REQUIREMENTS:
Could you recast the data below as a numbered list, leaving out any blank lines?

RECORDS TO PROCESS:
§ §

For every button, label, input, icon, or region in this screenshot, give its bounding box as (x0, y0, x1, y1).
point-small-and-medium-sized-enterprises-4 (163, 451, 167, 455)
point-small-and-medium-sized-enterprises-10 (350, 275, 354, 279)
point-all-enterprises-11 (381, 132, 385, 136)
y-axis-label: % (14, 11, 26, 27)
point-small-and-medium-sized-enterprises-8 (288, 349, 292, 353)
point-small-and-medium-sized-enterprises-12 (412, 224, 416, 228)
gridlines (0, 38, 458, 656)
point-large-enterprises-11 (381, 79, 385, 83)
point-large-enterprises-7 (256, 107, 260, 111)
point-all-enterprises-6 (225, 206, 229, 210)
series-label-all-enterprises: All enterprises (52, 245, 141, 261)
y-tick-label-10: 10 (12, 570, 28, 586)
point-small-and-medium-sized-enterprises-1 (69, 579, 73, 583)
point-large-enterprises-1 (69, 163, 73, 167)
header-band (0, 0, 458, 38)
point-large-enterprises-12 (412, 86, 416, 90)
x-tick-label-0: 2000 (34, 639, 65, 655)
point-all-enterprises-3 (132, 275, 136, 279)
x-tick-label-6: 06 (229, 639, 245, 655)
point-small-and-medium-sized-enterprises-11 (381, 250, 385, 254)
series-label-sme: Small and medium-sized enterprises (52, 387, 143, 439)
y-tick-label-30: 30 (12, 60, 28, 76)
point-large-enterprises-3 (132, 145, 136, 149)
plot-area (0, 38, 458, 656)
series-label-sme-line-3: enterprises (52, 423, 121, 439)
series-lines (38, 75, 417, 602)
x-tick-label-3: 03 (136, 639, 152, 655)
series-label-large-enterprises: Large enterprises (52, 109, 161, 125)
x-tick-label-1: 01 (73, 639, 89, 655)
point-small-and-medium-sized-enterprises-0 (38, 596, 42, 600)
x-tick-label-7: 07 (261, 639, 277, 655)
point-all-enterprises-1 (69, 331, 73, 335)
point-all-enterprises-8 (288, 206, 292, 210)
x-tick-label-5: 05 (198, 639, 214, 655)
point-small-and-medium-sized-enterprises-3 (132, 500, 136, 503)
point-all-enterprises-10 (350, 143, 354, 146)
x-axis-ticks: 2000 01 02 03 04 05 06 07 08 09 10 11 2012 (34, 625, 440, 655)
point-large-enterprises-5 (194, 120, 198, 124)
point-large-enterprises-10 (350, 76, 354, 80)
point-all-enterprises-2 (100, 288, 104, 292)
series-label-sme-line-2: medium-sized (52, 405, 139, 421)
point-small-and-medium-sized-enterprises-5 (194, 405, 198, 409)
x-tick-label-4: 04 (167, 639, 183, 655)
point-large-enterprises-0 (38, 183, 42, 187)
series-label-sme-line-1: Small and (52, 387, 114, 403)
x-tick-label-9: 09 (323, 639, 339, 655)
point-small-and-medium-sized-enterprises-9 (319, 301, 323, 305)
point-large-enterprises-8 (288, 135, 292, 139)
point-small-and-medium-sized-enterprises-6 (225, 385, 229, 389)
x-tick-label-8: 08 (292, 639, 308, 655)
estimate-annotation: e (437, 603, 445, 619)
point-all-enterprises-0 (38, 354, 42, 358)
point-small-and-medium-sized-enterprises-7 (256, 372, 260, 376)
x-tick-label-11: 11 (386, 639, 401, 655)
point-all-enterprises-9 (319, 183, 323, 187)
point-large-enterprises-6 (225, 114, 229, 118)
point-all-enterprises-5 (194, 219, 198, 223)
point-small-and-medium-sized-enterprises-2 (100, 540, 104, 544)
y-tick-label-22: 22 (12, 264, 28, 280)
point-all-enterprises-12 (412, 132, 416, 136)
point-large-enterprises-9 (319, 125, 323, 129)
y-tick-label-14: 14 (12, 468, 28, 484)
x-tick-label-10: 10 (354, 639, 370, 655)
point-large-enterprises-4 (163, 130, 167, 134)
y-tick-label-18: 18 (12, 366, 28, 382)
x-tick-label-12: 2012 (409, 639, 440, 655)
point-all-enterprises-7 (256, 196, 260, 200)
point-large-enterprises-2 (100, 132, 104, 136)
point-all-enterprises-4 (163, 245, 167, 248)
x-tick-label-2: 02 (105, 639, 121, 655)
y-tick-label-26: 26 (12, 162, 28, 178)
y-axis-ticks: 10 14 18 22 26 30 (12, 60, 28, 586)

§ §

FINISHED EXERCISE:
1. For every button, label, input, icon, or region in this screenshot, give its bounding box as (x0, y0, x1, y1).
2. point-small-and-medium-sized-enterprises-4 (163, 451, 167, 455)
3. point-small-and-medium-sized-enterprises-10 (350, 275, 354, 279)
4. point-all-enterprises-11 (381, 132, 385, 136)
5. y-axis-label: % (14, 11, 26, 27)
6. point-small-and-medium-sized-enterprises-8 (288, 349, 292, 353)
7. point-small-and-medium-sized-enterprises-12 (412, 224, 416, 228)
8. gridlines (0, 38, 458, 656)
9. point-large-enterprises-11 (381, 79, 385, 83)
10. point-large-enterprises-7 (256, 107, 260, 111)
11. point-all-enterprises-6 (225, 206, 229, 210)
12. series-label-all-enterprises: All enterprises (52, 245, 141, 261)
13. y-tick-label-10: 10 (12, 570, 28, 586)
14. point-small-and-medium-sized-enterprises-1 (69, 579, 73, 583)
15. point-large-enterprises-1 (69, 163, 73, 167)
16. header-band (0, 0, 458, 38)
17. point-large-enterprises-12 (412, 86, 416, 90)
18. x-tick-label-0: 2000 (34, 639, 65, 655)
19. point-all-enterprises-3 (132, 275, 136, 279)
20. x-tick-label-6: 06 (229, 639, 245, 655)
21. point-small-and-medium-sized-enterprises-11 (381, 250, 385, 254)
22. series-label-sme: Small and medium-sized enterprises (52, 387, 143, 439)
23. y-tick-label-30: 30 (12, 60, 28, 76)
24. point-large-enterprises-3 (132, 145, 136, 149)
25. plot-area (0, 38, 458, 656)
26. series-label-sme-line-3: enterprises (52, 423, 121, 439)
27. series-lines (38, 75, 417, 602)
28. x-tick-label-3: 03 (136, 639, 152, 655)
29. series-label-large-enterprises: Large enterprises (52, 109, 161, 125)
30. x-tick-label-1: 01 (73, 639, 89, 655)
31. point-small-and-medium-sized-enterprises-0 (38, 596, 42, 600)
32. x-tick-label-7: 07 (261, 639, 277, 655)
33. point-all-enterprises-1 (69, 331, 73, 335)
34. point-all-enterprises-8 (288, 206, 292, 210)
35. x-tick-label-5: 05 (198, 639, 214, 655)
36. point-small-and-medium-sized-enterprises-3 (132, 500, 136, 503)
37. point-all-enterprises-10 (350, 143, 354, 146)
38. x-axis-ticks: 2000 01 02 03 04 05 06 07 08 09 10 11 2012 (34, 625, 440, 655)
39. point-large-enterprises-5 (194, 120, 198, 124)
40. point-large-enterprises-10 (350, 76, 354, 80)
41. point-all-enterprises-2 (100, 288, 104, 292)
42. series-label-sme-line-2: medium-sized (52, 405, 139, 421)
43. point-small-and-medium-sized-enterprises-5 (194, 405, 198, 409)
44. x-tick-label-4: 04 (167, 639, 183, 655)
45. point-large-enterprises-0 (38, 183, 42, 187)
46. series-label-sme-line-1: Small and (52, 387, 114, 403)
47. x-tick-label-9: 09 (323, 639, 339, 655)
48. point-small-and-medium-sized-enterprises-9 (319, 301, 323, 305)
49. point-large-enterprises-8 (288, 135, 292, 139)
50. point-small-and-medium-sized-enterprises-6 (225, 385, 229, 389)
51. x-tick-label-8: 08 (292, 639, 308, 655)
52. estimate-annotation: e (437, 603, 445, 619)
53. point-all-enterprises-0 (38, 354, 42, 358)
54. point-small-and-medium-sized-enterprises-7 (256, 372, 260, 376)
55. x-tick-label-11: 11 (386, 639, 401, 655)
56. point-all-enterprises-9 (319, 183, 323, 187)
57. point-large-enterprises-6 (225, 114, 229, 118)
58. point-all-enterprises-5 (194, 219, 198, 223)
59. point-small-and-medium-sized-enterprises-2 (100, 540, 104, 544)
60. y-tick-label-22: 22 (12, 264, 28, 280)
61. point-all-enterprises-12 (412, 132, 416, 136)
62. point-large-enterprises-9 (319, 125, 323, 129)
63. y-tick-label-14: 14 (12, 468, 28, 484)
64. x-tick-label-10: 10 (354, 639, 370, 655)
65. point-large-enterprises-4 (163, 130, 167, 134)
66. y-tick-label-18: 18 (12, 366, 28, 382)
67. x-tick-label-12: 2012 (409, 639, 440, 655)
68. point-all-enterprises-7 (256, 196, 260, 200)
69. point-large-enterprises-2 (100, 132, 104, 136)
70. point-all-enterprises-4 (163, 245, 167, 248)
71. x-tick-label-2: 02 (105, 639, 121, 655)
72. y-tick-label-26: 26 (12, 162, 28, 178)
73. y-axis-ticks: 10 14 18 22 26 30 (12, 60, 28, 586)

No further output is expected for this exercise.